• Exercise objective
Can you copy out, unchanged, the rows from the line containing "Patent image size: (1014, 445)." through the last row below, both ends included?

• Material provided
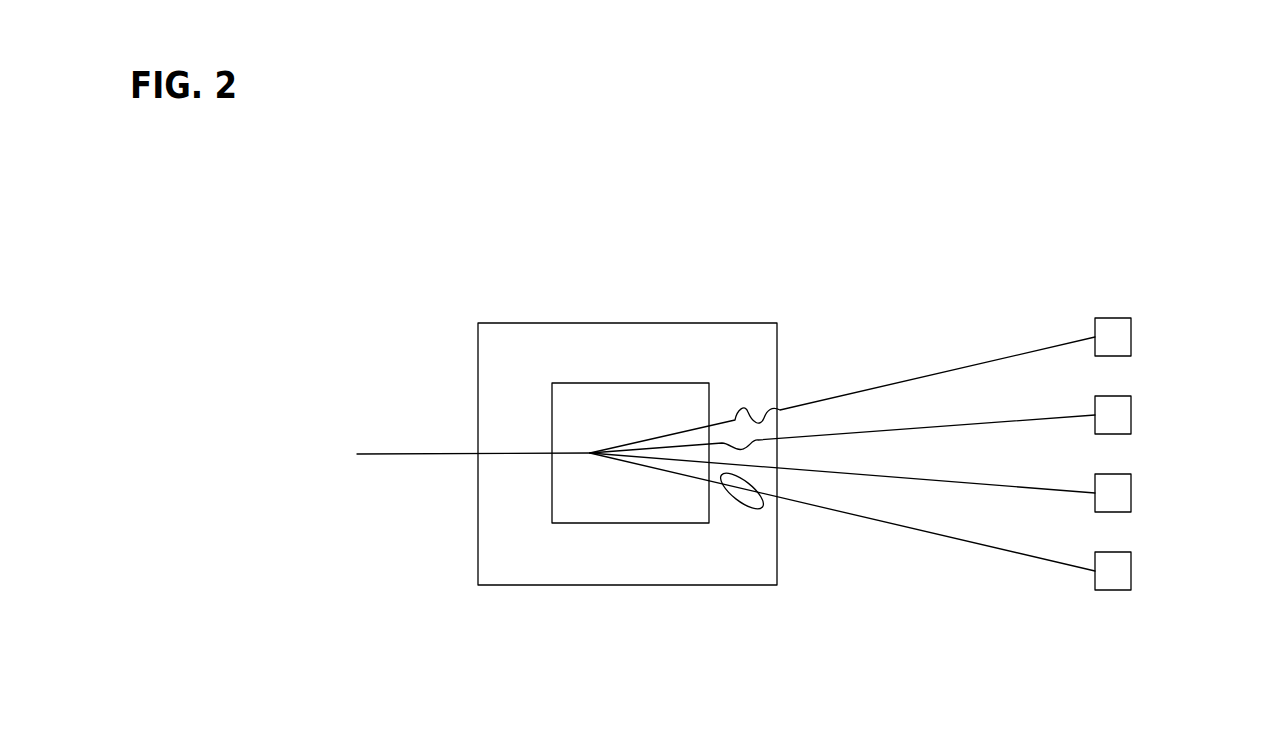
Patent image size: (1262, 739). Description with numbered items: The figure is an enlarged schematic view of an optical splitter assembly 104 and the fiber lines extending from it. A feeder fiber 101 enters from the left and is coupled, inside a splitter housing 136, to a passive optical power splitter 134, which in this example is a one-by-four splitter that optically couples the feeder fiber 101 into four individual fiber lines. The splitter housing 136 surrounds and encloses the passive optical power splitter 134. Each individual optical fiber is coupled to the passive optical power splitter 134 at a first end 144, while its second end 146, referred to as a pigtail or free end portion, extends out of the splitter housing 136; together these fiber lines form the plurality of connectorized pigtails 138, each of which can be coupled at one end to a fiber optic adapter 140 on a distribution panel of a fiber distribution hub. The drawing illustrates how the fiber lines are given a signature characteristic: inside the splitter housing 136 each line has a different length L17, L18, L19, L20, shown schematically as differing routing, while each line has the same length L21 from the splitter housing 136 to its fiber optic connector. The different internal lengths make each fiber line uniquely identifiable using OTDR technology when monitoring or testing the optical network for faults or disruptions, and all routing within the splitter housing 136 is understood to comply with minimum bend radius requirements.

The feeder fiber 101 is at (398, 454).
The optical splitter assembly 104 is at (806, 268).
The passive optical power splitter 134 is at (607, 523).
The splitter housing 136 is at (520, 323).
The connectorized pigtails 138 is at (969, 346).
The fiber optic adapter 140 is at (1150, 313).
The first end 144 is at (583, 468).
The second end 146 is at (1072, 587).
The fiber line length L17 is at (725, 443).
The fiber line length L18 is at (744, 405).
The fiber line length L19 is at (770, 466).
The fiber line length L20 is at (727, 498).
The line length L21 is at (1050, 347).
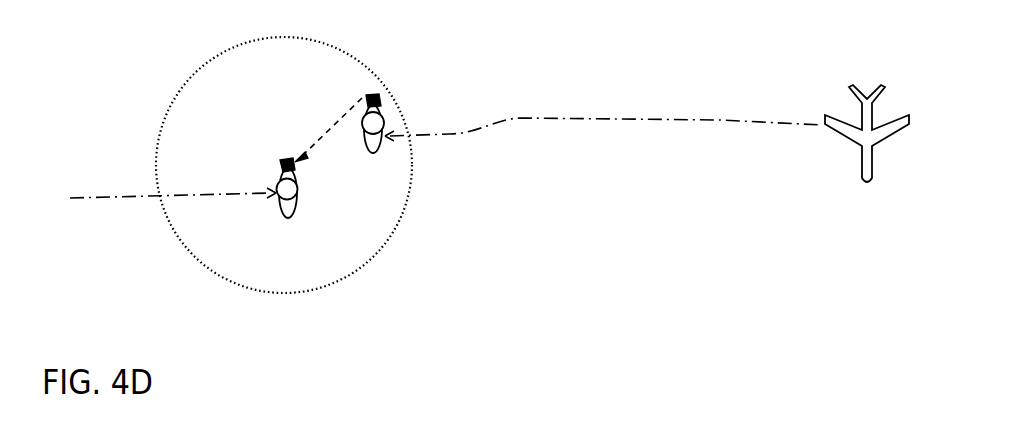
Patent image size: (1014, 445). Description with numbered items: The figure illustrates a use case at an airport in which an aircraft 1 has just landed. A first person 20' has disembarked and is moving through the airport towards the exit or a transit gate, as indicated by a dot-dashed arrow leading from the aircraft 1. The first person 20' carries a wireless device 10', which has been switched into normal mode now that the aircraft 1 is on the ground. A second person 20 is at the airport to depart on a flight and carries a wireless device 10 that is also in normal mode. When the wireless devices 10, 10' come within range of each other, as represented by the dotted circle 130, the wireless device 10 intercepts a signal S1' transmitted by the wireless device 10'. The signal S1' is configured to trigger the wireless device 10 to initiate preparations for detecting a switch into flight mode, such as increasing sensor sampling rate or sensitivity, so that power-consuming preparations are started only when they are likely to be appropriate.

The aircraft 1 is at (868, 158).
The wireless device 10 is at (241, 153).
The wireless device 10' is at (415, 91).
The second person 20 is at (261, 209).
The first person 20' is at (381, 158).
The dotted circle 130 is at (287, 37).
The signal S1' is at (328, 130).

• Result below
Patent image size: (1014, 445). Description with numbered items: The figure illustrates a use case at an airport in which an aircraft 1 has just landed. A first person 20' has disembarked and is moving through the airport towards the exit or a transit gate, as indicated by a dot-dashed arrow leading from the aircraft 1. The first person 20' carries a wireless device 10', which has been switched into normal mode now that the aircraft 1 is on the ground. A second person 20 is at the airport to depart on a flight and carries a wireless device 10 that is also in normal mode. When the wireless devices 10, 10' come within range of each other, as represented by the dotted circle 130, the wireless device 10 intercepts a signal S1' transmitted by the wireless device 10'. The signal S1' is configured to trigger the wireless device 10 to initiate preparations for detecting a switch into flight mode, such as increasing sensor sampling rate or sensitivity, so that power-consuming preparations are started only when they are likely to be appropriate.

The aircraft 1 is at (868, 158).
The wireless device 10 is at (241, 153).
The wireless device 10' is at (415, 91).
The second person 20 is at (261, 209).
The first person 20' is at (381, 158).
The dotted circle 130 is at (287, 37).
The signal S1' is at (328, 130).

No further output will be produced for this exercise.